DOCUMENT PASSAGE:
## Begin

On December 2, 2019, Ayoub Mahfoud — an 18-year-old Moroccan student living in the city of Meknes — was arrested by the Moroccan authorities and sentenced to three years in prison. His crime, as advocacy groups and local outlets have reported, was a Facebook post.
“Our dog the sixth, our ruler is unjust,” Mahfoud had written; a derogatory reference to King Mohammad VI, who wields near-absolute power in Morocco.
These were not Mahfoud’s own words; the post was a quote pulled from the popular song “Long Live the People” by rappers Weld L’griya 09, Lz3er, and Gnawi, which has become an anthem against the Moroccan regime. Regardless, Mahfoud was charged with offenses against the king and contempt of public officials. He appealed the ruling and is awaiting a final judgment.
Gnawi was indicted on charges of “insulting public officials,” according to Human Rights Watch.
A month before Mahfoud’s arrest, Moroccan authorities had arrested Gnawi, one of the three rappers behind “Long Live the People” — the song that Mahfoud quoted on his Facebook page. Gnawi was indicted on charges of “insulting public officials,” according to Human Rights Watch, for what authorities claim is an unrelated incident. He is hardly the first rapper to face prison time for anti-government messaging; in 2015, the rapper Othman Atiq (Mr. Crazy) was given several months in jail on similar charges.
Mahfoud is one of at least nine Moroccans — some activists, some unsuspecting teenagers — that over a span of five weeks at the end of 2019 were arrested and charged with crimes for social media posts. The crackdown sparked demonstrations in Morocco and drew global headlines — to little avail, it seems.
On February 5, Human Rights Watch released a detailed case list of those targeted, all of whom face prison time. These cases are illustrative of a larger pattern in Morocco, one that has gradually developed post-Arab spring: The regime’s tightening control of the digital sphere.

## End

PROVIDED MATERIAL:
## Begin

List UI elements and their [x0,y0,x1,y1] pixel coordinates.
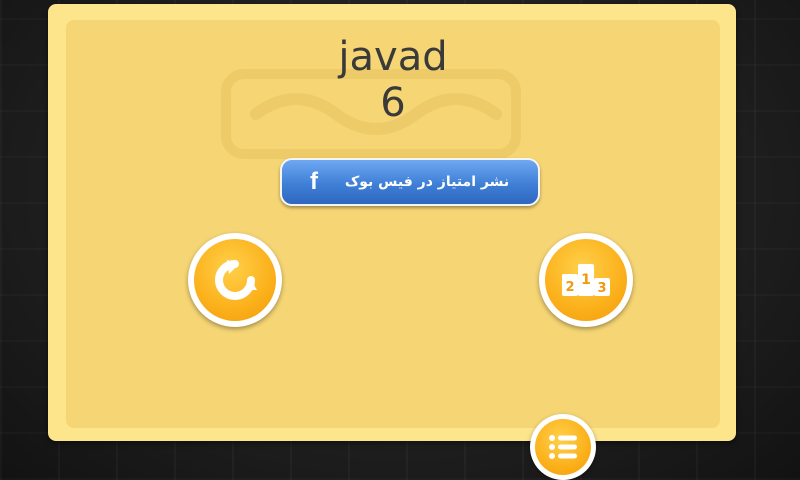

## End

WRITTEN INSTRUCTION 1:
In the passage on Morocco's arrests over social media posts, what prison sentence was Ayoub Mahfoud given?
WRITTEN INSTRUCTION 2:
Continue the passage on Morocco's arrests over social media posts, beginning after its final sentence.

FINAL ANSWER 1:
He was sentenced to three years in prison.

FINAL ANSWER 2:
“An increasing number of Moroccans are taking to social media to express bold political opinions, including about the king, as is their right,” Ahmed Benchemsi, Middle East and North Africa communications director at Human Rights Watch said in the organization’s report.
“An increasing number of Moroccans are taking to social media to express bold political opinions, including about the king, as is their right.”
“As self-censorship erodes, the authorities have stepped in to frantically try to reinstate the red lines.”
Though the Moroccan regime likes to show off its window dressings of democracy — elections that do little to curb executive power, for example, or the country’s feeble press code — the kingdom has a long history of policing speech, both under the French protectorate and post-independence. Journalists are regularly targeted for any criticism of the monarchy or its rule over the disputed Western Sahara territory. Many major media outlets are state-owned; most private media practices self-censorship.
But for a time, the web provided some refuge for Moroccan activists and dissidents. During Morocco’s Arab spring — the February 20 movement — demonstrators organized digitally. In 2011, when Moroccans thronged the streets across the country demanding political reforms, citizen media was, from the outset, central to the demonstrations.
Take, for example, the media outlet “Mamfakinch” (its name deriving from a Moroccan expression that means “no concessions”). Mamfakinch was a digital collective of journalists and activists in Morocco that emerged just before the February 20 protests broke out across the country. Its website aggregated news and commentary on the protests and social issues in Morocco that other media would not publish; mere weeks after the website’s launch, it had racked up hundreds of thousands of page views.
At the time of the protests, Mamfakinch’s founders said, the platform was innovative. It promised a new, electronic home for resistance, a new sort of freedom of information. But the next year, Mamfakinch members were hit with a spyware attack — its origins almost certainly state-sponsored. Though public interest in the protests was already decreasing at the time, Mamfakinch co-founder Hisham Almiraat says the attacks, which allowed remote actors unfettered access to the bloggers’ computers, played a significant role in the website’s decline and ultimate closure in 2014.
“They poisoned this wonderful technology that allowed us to express ourselves anonymously and fearlessly.”
“They poisoned this wonderful technology that allowed us to express ourselves anonymously and fearlessly. They killed this. People started thinking ‘the rules have changed. I am not going to take any more risks,’” Almiraat told Privacy International in 2015.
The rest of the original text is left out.